• **WRITTEN TASK**
Below are some entries. Return exactly the lines from the one with "Decode this chart: output" through the final line, leaving out any pictures.
======== EXTRACTED INFORMATION ========
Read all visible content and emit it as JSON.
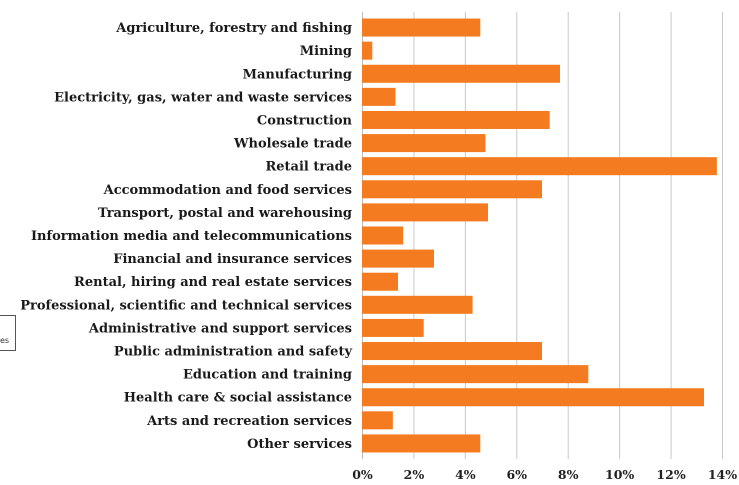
{
  "chart_data": {
    "type": "bar",
    "orientation": "horizontal",
    "categories": [
      "Agriculture, forestry and fishing",
      "Mining",
      "Manufacturing",
      "Electricity, gas, water and waste services",
      "Construction",
      "Wholesale trade",
      "Retail trade",
      "Accommodation and food services",
      "Transport, postal and warehousing",
      "Information media and telecommunications",
      "Financial and insurance services",
      "Rental, hiring and real estate services",
      "Professional, scientific and technical services",
      "Administrative and support services",
      "Public administration and safety",
      "Education and training",
      "Health care & social assistance",
      "Arts and recreation services",
      "Other services"
    ],
    "values": [
      4.6,
      0.4,
      7.7,
      1.3,
      7.3,
      4.8,
      13.8,
      7.0,
      4.9,
      1.6,
      2.8,
      1.4,
      4.3,
      2.4,
      7.0,
      8.8,
      13.3,
      1.2,
      4.6
    ],
    "xlim": [
      0,
      14
    ],
    "xticks": [
      "0%",
      "2%",
      "4%",
      "6%",
      "8%",
      "10%",
      "12%",
      "14%"
    ],
    "grid": true,
    "bar_color": "#f47b20",
    "legend_fragment": "es"
  }
}
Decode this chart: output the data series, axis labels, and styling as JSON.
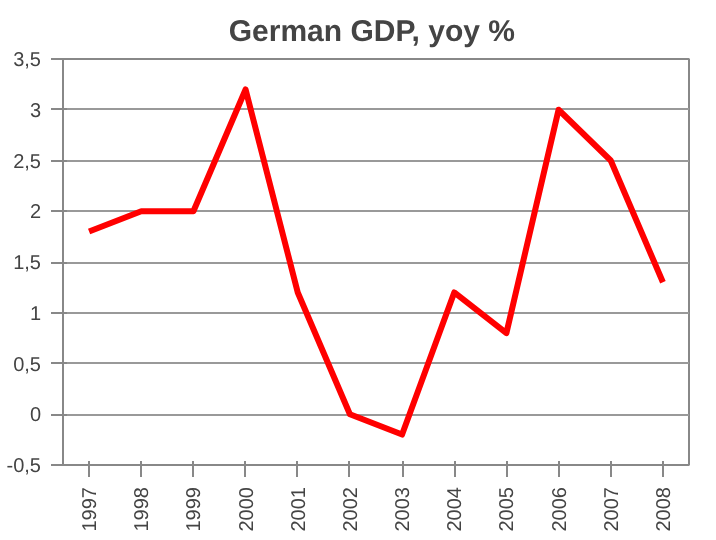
{
  "chart_data": {
    "type": "line",
    "title": "German GDP,  yoy %",
    "categories": [
      "1997",
      "1998",
      "1999",
      "2000",
      "2001",
      "2002",
      "2003",
      "2004",
      "2005",
      "2006",
      "2007",
      "2008"
    ],
    "series": [
      {
        "color": "#ff0000",
        "values": [
          1.8,
          2.0,
          2.0,
          3.2,
          1.2,
          0.0,
          -0.2,
          1.2,
          0.8,
          3.0,
          2.5,
          1.3
        ]
      }
    ],
    "ylim": [
      -0.5,
      3.5
    ],
    "yticks": [
      {
        "value": -0.5,
        "label": "-0,5"
      },
      0,
      {
        "value": 0.5,
        "label": "0,5"
      },
      1,
      {
        "value": 1.5,
        "label": "1,5"
      },
      2,
      {
        "value": 2.5,
        "label": "2,5"
      },
      3,
      {
        "value": 3.5,
        "label": "3,5"
      }
    ],
    "grid": "y",
    "marker": "none",
    "line_style": "solid"
  }
}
========
• **TASK ANSWER**
Decode this chart: output the data series, axis labels, and styling as JSON.
{
  "chart_data": {
    "type": "line",
    "title": "German GDP,  yoy %",
    "categories": [
      "1997",
      "1998",
      "1999",
      "2000",
      "2001",
      "2002",
      "2003",
      "2004",
      "2005",
      "2006",
      "2007",
      "2008"
    ],
    "series": [
      {
        "color": "#ff0000",
        "values": [
          1.8,
          2.0,
          2.0,
          3.2,
          1.2,
          0.0,
          -0.2,
          1.2,
          0.8,
          3.0,
          2.5,
          1.3
        ]
      }
    ],
    "ylim": [
      -0.5,
      3.5
    ],
    "yticks": [
      {
        "value": -0.5,
        "label": "-0,5"
      },
      0,
      {
        "value": 0.5,
        "label": "0,5"
      },
      1,
      {
        "value": 1.5,
        "label": "1,5"
      },
      2,
      {
        "value": 2.5,
        "label": "2,5"
      },
      3,
      {
        "value": 3.5,
        "label": "3,5"
      }
    ],
    "grid": "y",
    "marker": "none",
    "line_style": "solid"
  }
}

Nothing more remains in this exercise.